Task statement> Keep the images out and copy every entry below exactly.

Supplied entries>
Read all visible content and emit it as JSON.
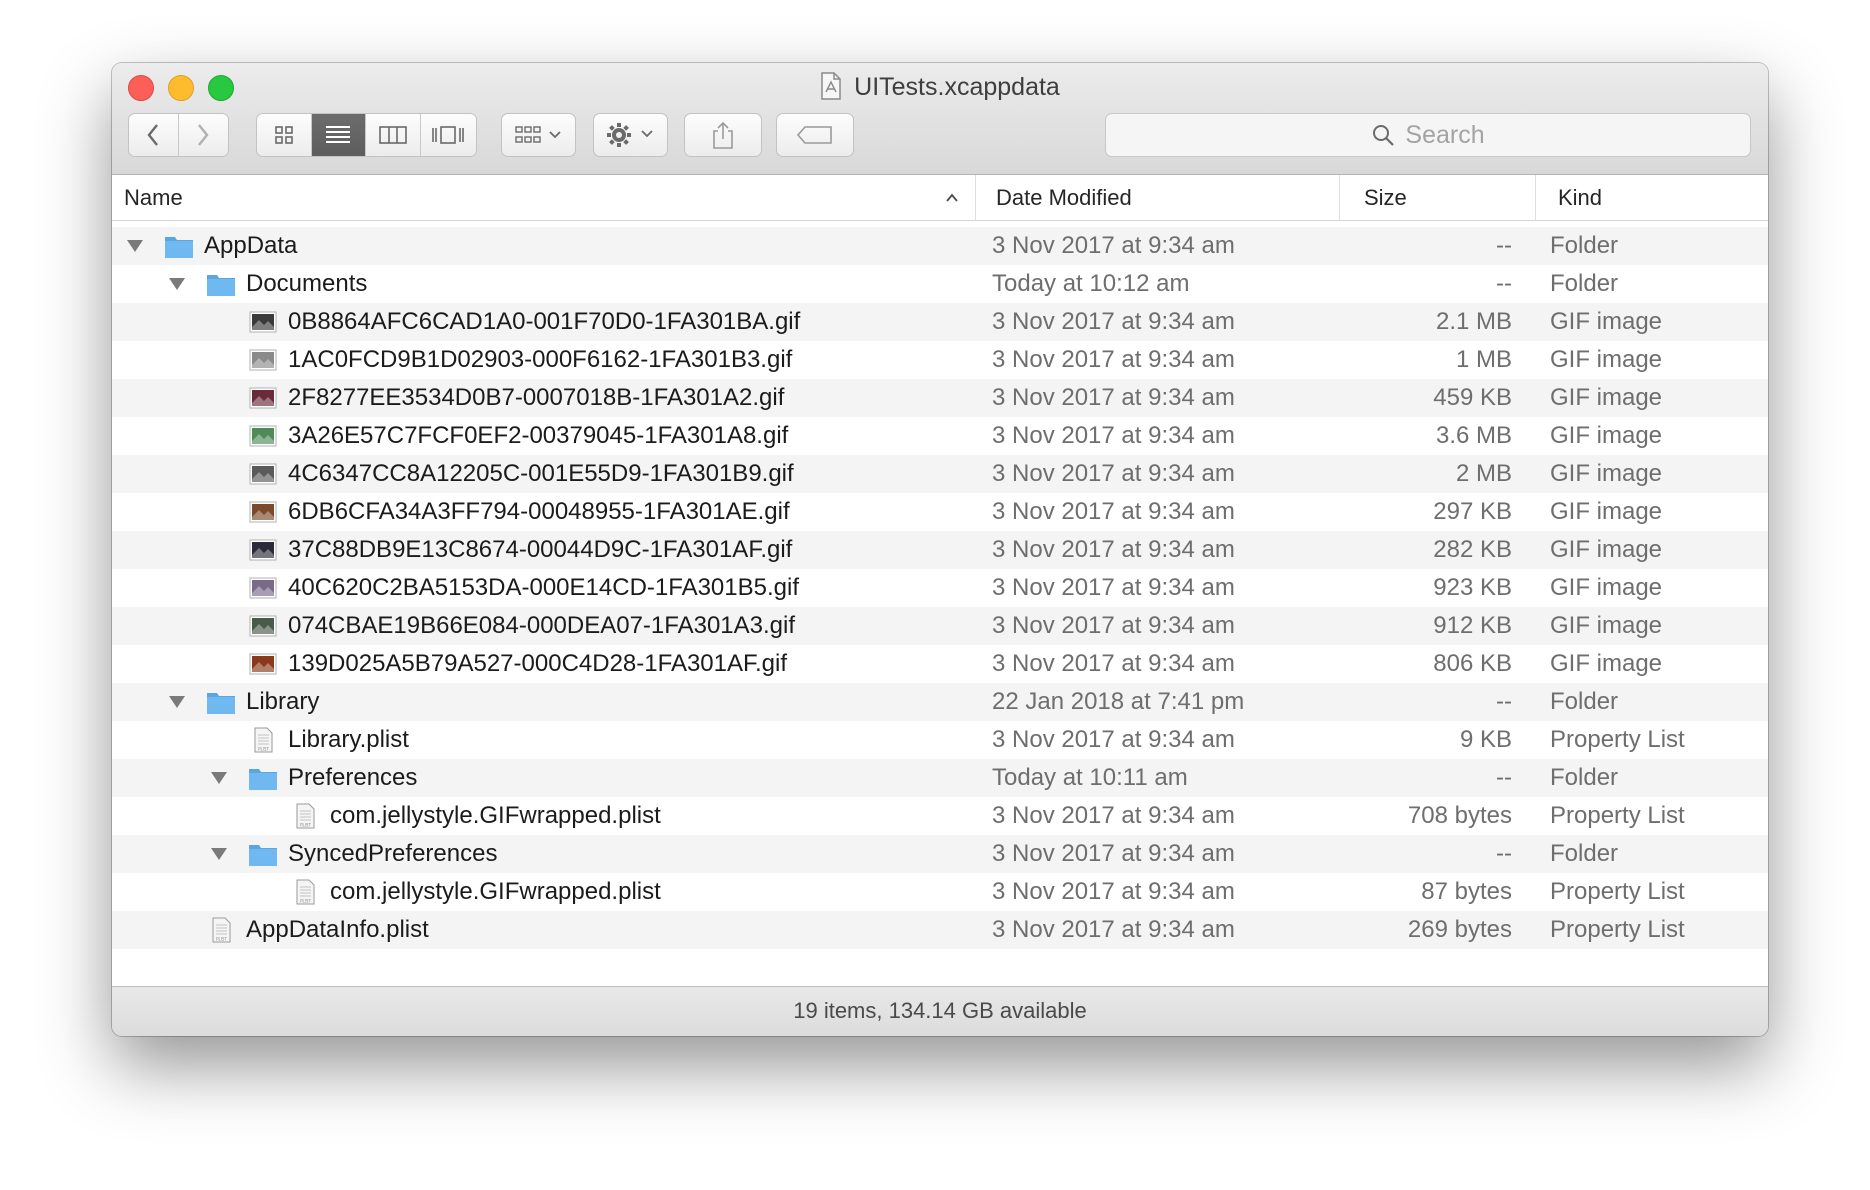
{
  "window": {
    "title": "UITests.xcappdata"
  },
  "toolbar": {
    "back": "chevron-left-icon",
    "forward": "chevron-right-icon",
    "view_modes": [
      "icon-view-icon",
      "list-view-icon",
      "column-view-icon",
      "coverflow-view-icon"
    ],
    "active_view": "list-view-icon",
    "group": "group-by-icon",
    "action": "gear-icon",
    "share": "share-icon",
    "tags": "tag-icon",
    "search_placeholder": "Search"
  },
  "columns": {
    "name": "Name",
    "date": "Date Modified",
    "size": "Size",
    "kind": "Kind"
  },
  "rows": [
    {
      "name": "AppData",
      "date": "3 Nov 2017 at 9:34 am",
      "size": "--",
      "kind": "Folder",
      "icon": "folder",
      "level": 0,
      "expanded": true
    },
    {
      "name": "Documents",
      "date": "Today at 10:12 am",
      "size": "--",
      "kind": "Folder",
      "icon": "folder",
      "level": 1,
      "expanded": true
    },
    {
      "name": "0B8864AFC6CAD1A0-001F70D0-1FA301BA.gif",
      "date": "3 Nov 2017 at 9:34 am",
      "size": "2.1 MB",
      "kind": "GIF image",
      "icon": "gif",
      "level": 2,
      "thumb": "#3a3a3a"
    },
    {
      "name": "1AC0FCD9B1D02903-000F6162-1FA301B3.gif",
      "date": "3 Nov 2017 at 9:34 am",
      "size": "1 MB",
      "kind": "GIF image",
      "icon": "gif",
      "level": 2,
      "thumb": "#8a8a8a"
    },
    {
      "name": "2F8277EE3534D0B7-0007018B-1FA301A2.gif",
      "date": "3 Nov 2017 at 9:34 am",
      "size": "459 KB",
      "kind": "GIF image",
      "icon": "gif",
      "level": 2,
      "thumb": "#6b2a3a"
    },
    {
      "name": "3A26E57C7FCF0EF2-00379045-1FA301A8.gif",
      "date": "3 Nov 2017 at 9:34 am",
      "size": "3.6 MB",
      "kind": "GIF image",
      "icon": "gif",
      "level": 2,
      "thumb": "#4f8a5a"
    },
    {
      "name": "4C6347CC8A12205C-001E55D9-1FA301B9.gif",
      "date": "3 Nov 2017 at 9:34 am",
      "size": "2 MB",
      "kind": "GIF image",
      "icon": "gif",
      "level": 2,
      "thumb": "#5a5a5a"
    },
    {
      "name": "6DB6CFA34A3FF794-00048955-1FA301AE.gif",
      "date": "3 Nov 2017 at 9:34 am",
      "size": "297 KB",
      "kind": "GIF image",
      "icon": "gif",
      "level": 2,
      "thumb": "#7a4a2a"
    },
    {
      "name": "37C88DB9E13C8674-00044D9C-1FA301AF.gif",
      "date": "3 Nov 2017 at 9:34 am",
      "size": "282 KB",
      "kind": "GIF image",
      "icon": "gif",
      "level": 2,
      "thumb": "#2a2a3a"
    },
    {
      "name": "40C620C2BA5153DA-000E14CD-1FA301B5.gif",
      "date": "3 Nov 2017 at 9:34 am",
      "size": "923 KB",
      "kind": "GIF image",
      "icon": "gif",
      "level": 2,
      "thumb": "#7a6a8a"
    },
    {
      "name": "074CBAE19B66E084-000DEA07-1FA301A3.gif",
      "date": "3 Nov 2017 at 9:34 am",
      "size": "912 KB",
      "kind": "GIF image",
      "icon": "gif",
      "level": 2,
      "thumb": "#4a5a4a"
    },
    {
      "name": "139D025A5B79A527-000C4D28-1FA301AF.gif",
      "date": "3 Nov 2017 at 9:34 am",
      "size": "806 KB",
      "kind": "GIF image",
      "icon": "gif",
      "level": 2,
      "thumb": "#8a3a1a"
    },
    {
      "name": "Library",
      "date": "22 Jan 2018 at 7:41 pm",
      "size": "--",
      "kind": "Folder",
      "icon": "folder",
      "level": 1,
      "expanded": true
    },
    {
      "name": "Library.plist",
      "date": "3 Nov 2017 at 9:34 am",
      "size": "9 KB",
      "kind": "Property List",
      "icon": "plist",
      "level": 2
    },
    {
      "name": "Preferences",
      "date": "Today at 10:11 am",
      "size": "--",
      "kind": "Folder",
      "icon": "folder",
      "level": 2,
      "expanded": true
    },
    {
      "name": "com.jellystyle.GIFwrapped.plist",
      "date": "3 Nov 2017 at 9:34 am",
      "size": "708 bytes",
      "kind": "Property List",
      "icon": "plist",
      "level": 3
    },
    {
      "name": "SyncedPreferences",
      "date": "3 Nov 2017 at 9:34 am",
      "size": "--",
      "kind": "Folder",
      "icon": "folder",
      "level": 2,
      "expanded": true
    },
    {
      "name": "com.jellystyle.GIFwrapped.plist",
      "date": "3 Nov 2017 at 9:34 am",
      "size": "87 bytes",
      "kind": "Property List",
      "icon": "plist",
      "level": 3
    },
    {
      "name": "AppDataInfo.plist",
      "date": "3 Nov 2017 at 9:34 am",
      "size": "269 bytes",
      "kind": "Property List",
      "icon": "plist",
      "level": 1
    }
  ],
  "plist_icon_label": "PLIST",
  "status": "19 items, 134.14 GB available",
  "colors": {
    "folder": "#6fb8f0",
    "folder_tab": "#5aa6e2",
    "close": "#fc5f57",
    "minimize": "#fdbc2e",
    "maximize": "#28c840"
  }
}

Solution to this problem>
Read all visible content and emit it as JSON.
{
  "window": {
    "title": "UITests.xcappdata"
  },
  "toolbar": {
    "back": "chevron-left-icon",
    "forward": "chevron-right-icon",
    "view_modes": [
      "icon-view-icon",
      "list-view-icon",
      "column-view-icon",
      "coverflow-view-icon"
    ],
    "active_view": "list-view-icon",
    "group": "group-by-icon",
    "action": "gear-icon",
    "share": "share-icon",
    "tags": "tag-icon",
    "search_placeholder": "Search"
  },
  "columns": {
    "name": "Name",
    "date": "Date Modified",
    "size": "Size",
    "kind": "Kind"
  },
  "rows": [
    {
      "name": "AppData",
      "date": "3 Nov 2017 at 9:34 am",
      "size": "--",
      "kind": "Folder",
      "icon": "folder",
      "level": 0,
      "expanded": true
    },
    {
      "name": "Documents",
      "date": "Today at 10:12 am",
      "size": "--",
      "kind": "Folder",
      "icon": "folder",
      "level": 1,
      "expanded": true
    },
    {
      "name": "0B8864AFC6CAD1A0-001F70D0-1FA301BA.gif",
      "date": "3 Nov 2017 at 9:34 am",
      "size": "2.1 MB",
      "kind": "GIF image",
      "icon": "gif",
      "level": 2,
      "thumb": "#3a3a3a"
    },
    {
      "name": "1AC0FCD9B1D02903-000F6162-1FA301B3.gif",
      "date": "3 Nov 2017 at 9:34 am",
      "size": "1 MB",
      "kind": "GIF image",
      "icon": "gif",
      "level": 2,
      "thumb": "#8a8a8a"
    },
    {
      "name": "2F8277EE3534D0B7-0007018B-1FA301A2.gif",
      "date": "3 Nov 2017 at 9:34 am",
      "size": "459 KB",
      "kind": "GIF image",
      "icon": "gif",
      "level": 2,
      "thumb": "#6b2a3a"
    },
    {
      "name": "3A26E57C7FCF0EF2-00379045-1FA301A8.gif",
      "date": "3 Nov 2017 at 9:34 am",
      "size": "3.6 MB",
      "kind": "GIF image",
      "icon": "gif",
      "level": 2,
      "thumb": "#4f8a5a"
    },
    {
      "name": "4C6347CC8A12205C-001E55D9-1FA301B9.gif",
      "date": "3 Nov 2017 at 9:34 am",
      "size": "2 MB",
      "kind": "GIF image",
      "icon": "gif",
      "level": 2,
      "thumb": "#5a5a5a"
    },
    {
      "name": "6DB6CFA34A3FF794-00048955-1FA301AE.gif",
      "date": "3 Nov 2017 at 9:34 am",
      "size": "297 KB",
      "kind": "GIF image",
      "icon": "gif",
      "level": 2,
      "thumb": "#7a4a2a"
    },
    {
      "name": "37C88DB9E13C8674-00044D9C-1FA301AF.gif",
      "date": "3 Nov 2017 at 9:34 am",
      "size": "282 KB",
      "kind": "GIF image",
      "icon": "gif",
      "level": 2,
      "thumb": "#2a2a3a"
    },
    {
      "name": "40C620C2BA5153DA-000E14CD-1FA301B5.gif",
      "date": "3 Nov 2017 at 9:34 am",
      "size": "923 KB",
      "kind": "GIF image",
      "icon": "gif",
      "level": 2,
      "thumb": "#7a6a8a"
    },
    {
      "name": "074CBAE19B66E084-000DEA07-1FA301A3.gif",
      "date": "3 Nov 2017 at 9:34 am",
      "size": "912 KB",
      "kind": "GIF image",
      "icon": "gif",
      "level": 2,
      "thumb": "#4a5a4a"
    },
    {
      "name": "139D025A5B79A527-000C4D28-1FA301AF.gif",
      "date": "3 Nov 2017 at 9:34 am",
      "size": "806 KB",
      "kind": "GIF image",
      "icon": "gif",
      "level": 2,
      "thumb": "#8a3a1a"
    },
    {
      "name": "Library",
      "date": "22 Jan 2018 at 7:41 pm",
      "size": "--",
      "kind": "Folder",
      "icon": "folder",
      "level": 1,
      "expanded": true
    },
    {
      "name": "Library.plist",
      "date": "3 Nov 2017 at 9:34 am",
      "size": "9 KB",
      "kind": "Property List",
      "icon": "plist",
      "level": 2
    },
    {
      "name": "Preferences",
      "date": "Today at 10:11 am",
      "size": "--",
      "kind": "Folder",
      "icon": "folder",
      "level": 2,
      "expanded": true
    },
    {
      "name": "com.jellystyle.GIFwrapped.plist",
      "date": "3 Nov 2017 at 9:34 am",
      "size": "708 bytes",
      "kind": "Property List",
      "icon": "plist",
      "level": 3
    },
    {
      "name": "SyncedPreferences",
      "date": "3 Nov 2017 at 9:34 am",
      "size": "--",
      "kind": "Folder",
      "icon": "folder",
      "level": 2,
      "expanded": true
    },
    {
      "name": "com.jellystyle.GIFwrapped.plist",
      "date": "3 Nov 2017 at 9:34 am",
      "size": "87 bytes",
      "kind": "Property List",
      "icon": "plist",
      "level": 3
    },
    {
      "name": "AppDataInfo.plist",
      "date": "3 Nov 2017 at 9:34 am",
      "size": "269 bytes",
      "kind": "Property List",
      "icon": "plist",
      "level": 1
    }
  ],
  "plist_icon_label": "PLIST",
  "status": "19 items, 134.14 GB available",
  "colors": {
    "folder": "#6fb8f0",
    "folder_tab": "#5aa6e2",
    "close": "#fc5f57",
    "minimize": "#fdbc2e",
    "maximize": "#28c840"
  }
}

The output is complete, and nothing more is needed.